Lines holding the string "autem" are the ones to copy; find them all in the data.

RECORDS SUPPLIED:

━━━━━━━━━━━━━━━━━━━━━━━━━━━━━━

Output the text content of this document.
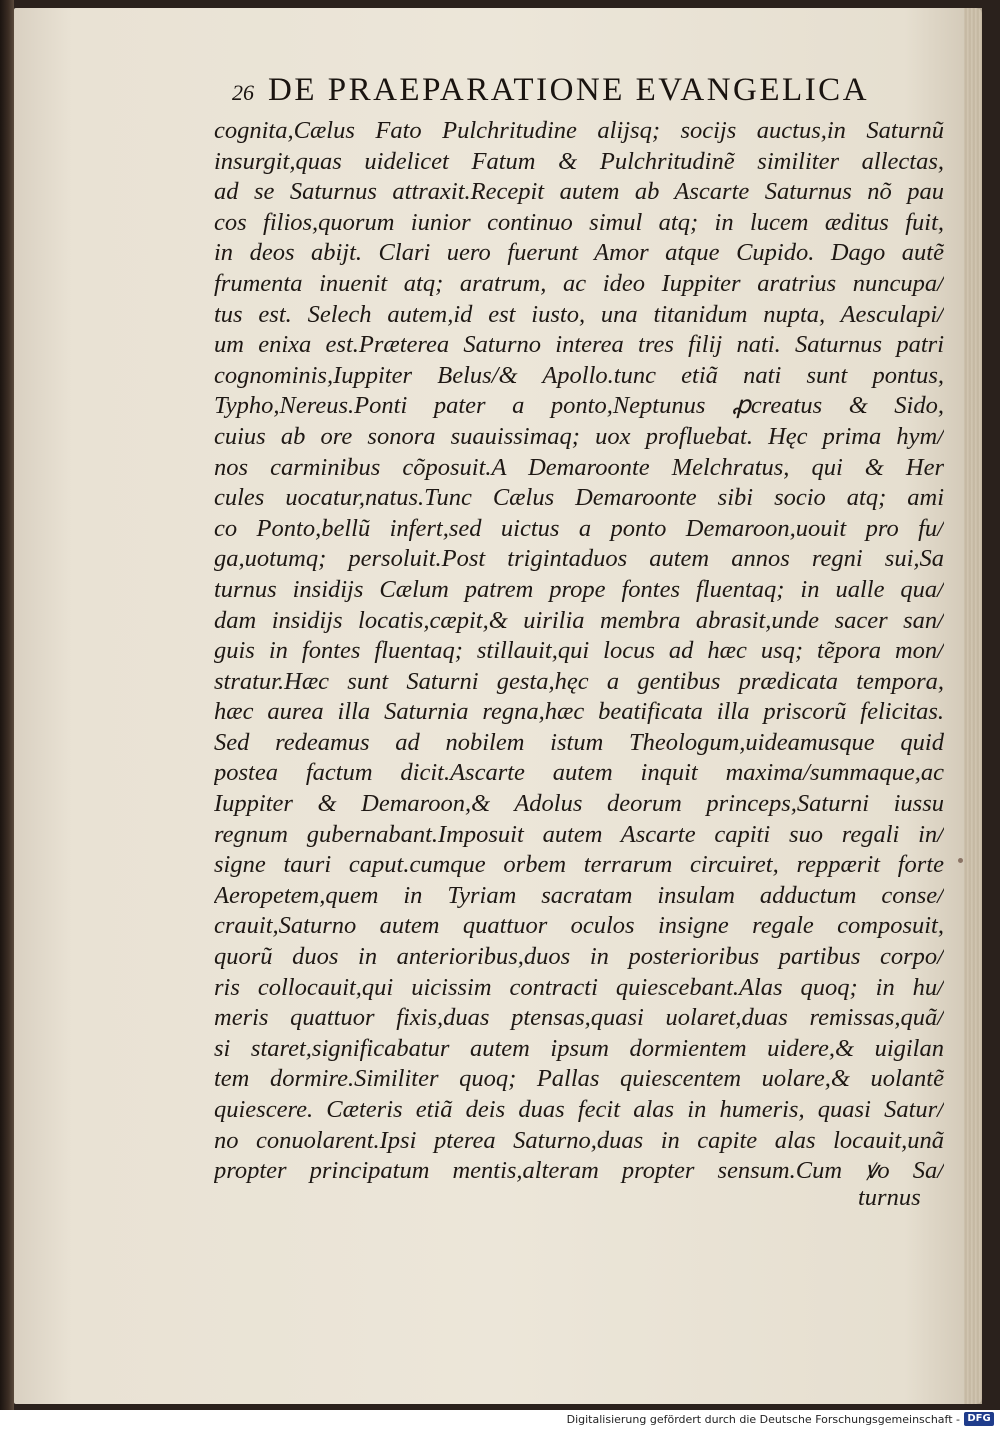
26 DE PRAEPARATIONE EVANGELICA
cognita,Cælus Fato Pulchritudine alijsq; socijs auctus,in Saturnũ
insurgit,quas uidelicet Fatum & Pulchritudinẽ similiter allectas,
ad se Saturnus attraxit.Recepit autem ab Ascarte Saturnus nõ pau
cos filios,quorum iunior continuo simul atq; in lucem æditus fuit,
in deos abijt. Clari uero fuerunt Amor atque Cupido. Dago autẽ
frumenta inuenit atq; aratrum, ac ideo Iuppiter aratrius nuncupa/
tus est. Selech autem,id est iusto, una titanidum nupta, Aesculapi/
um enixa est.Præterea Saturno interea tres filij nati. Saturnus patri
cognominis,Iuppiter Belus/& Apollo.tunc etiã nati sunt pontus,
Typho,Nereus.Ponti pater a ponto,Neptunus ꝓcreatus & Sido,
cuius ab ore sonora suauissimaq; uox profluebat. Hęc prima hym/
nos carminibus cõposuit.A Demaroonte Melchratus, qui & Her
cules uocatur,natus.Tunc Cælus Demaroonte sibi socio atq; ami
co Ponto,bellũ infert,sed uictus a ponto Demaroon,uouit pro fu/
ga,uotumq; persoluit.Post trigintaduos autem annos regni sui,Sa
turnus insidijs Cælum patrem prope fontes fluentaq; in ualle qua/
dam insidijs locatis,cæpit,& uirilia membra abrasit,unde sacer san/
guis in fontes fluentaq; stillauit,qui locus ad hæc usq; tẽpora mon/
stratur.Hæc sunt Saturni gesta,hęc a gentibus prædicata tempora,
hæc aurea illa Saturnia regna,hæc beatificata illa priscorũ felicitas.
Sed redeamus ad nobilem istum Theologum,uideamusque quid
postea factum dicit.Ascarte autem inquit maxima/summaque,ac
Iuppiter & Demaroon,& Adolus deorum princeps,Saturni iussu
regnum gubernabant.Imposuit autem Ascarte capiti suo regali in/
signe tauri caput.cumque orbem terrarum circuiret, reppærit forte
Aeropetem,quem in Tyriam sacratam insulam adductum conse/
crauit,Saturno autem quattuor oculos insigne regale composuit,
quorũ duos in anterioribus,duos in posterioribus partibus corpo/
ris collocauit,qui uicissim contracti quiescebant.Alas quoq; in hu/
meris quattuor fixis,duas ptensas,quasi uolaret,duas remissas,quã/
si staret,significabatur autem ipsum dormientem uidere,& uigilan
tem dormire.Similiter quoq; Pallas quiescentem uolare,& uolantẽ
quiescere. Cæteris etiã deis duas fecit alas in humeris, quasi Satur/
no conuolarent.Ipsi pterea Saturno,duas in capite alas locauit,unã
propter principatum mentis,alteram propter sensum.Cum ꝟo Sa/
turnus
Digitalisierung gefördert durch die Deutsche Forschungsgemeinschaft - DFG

━━━━━━━━━━━━━━━━━━━━━━━━━━━━━━

RESPONSE BELOW:
ad se Saturnus attraxit.Recepit autem ab Ascarte Saturnus nõ pau
tus est. Selech autem,id est iusto, una titanidum nupta, Aesculapi/
ga,uotumq; persoluit.Post trigintaduos autem annos regni sui,Sa
postea factum dicit.Ascarte autem inquit maxima/summaque,ac
regnum gubernabant.Imposuit autem Ascarte capiti suo regali in/
crauit,Saturno autem quattuor oculos insigne regale composuit,
si staret,significabatur autem ipsum dormientem uidere,& uigilan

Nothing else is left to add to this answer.